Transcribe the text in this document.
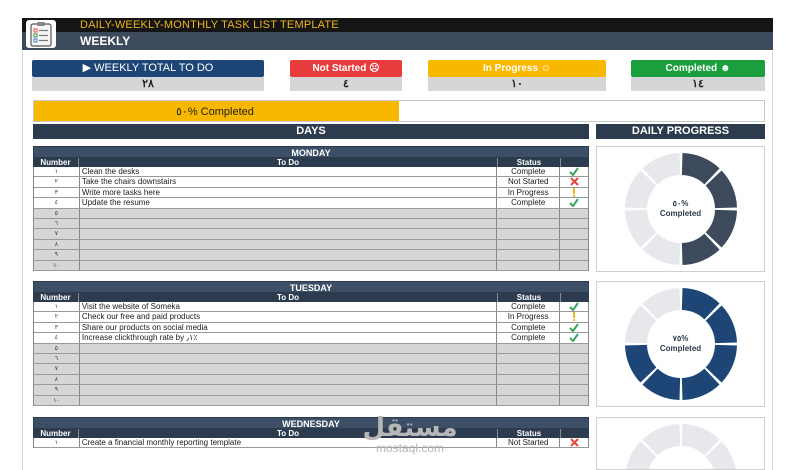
DAILY-WEEKLY-MONTHLY TASK LIST TEMPLATE
WEEKLY
▶ WEEKLY TOTAL TO DO
٢٨
Not Started ☹
٤
In Progress ☺
١٠
Completed ☻
١٤
٥٠% Completed
DAYS	DAILY PROGRESS
MONDAY
Number	To Do	Status
١	Clean the desks	Complete
٢	Take the chairs downstairs	Not Started
٣	Write more tasks here	In Progress
٤	Update the resume	Complete
٥
٦
٧
٨
٩
١٠
TUESDAY
Number	To Do	Status
١	Visit the website of Someka	Complete
٢	Check our free and paid products	In Progress
٣	Share our products on social media	Complete
٤	Increase clickthrough rate by ٫١٪	Complete
٥
٦
٧
٨
٩
١٠
WEDNESDAY
Number	To Do	Status
١	Create a financial monthly reporting template	Not Started
٥٠%
Completed
٧٥%
Completed
مستقل
mostaql.com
● ● ● ● ●
■ **Task brief**
Write out every line of the listing that holds the word "products".

■ **Result of the exercise**
٢	Check our free and paid products	In Progress
٣	Share our products on social media	Complete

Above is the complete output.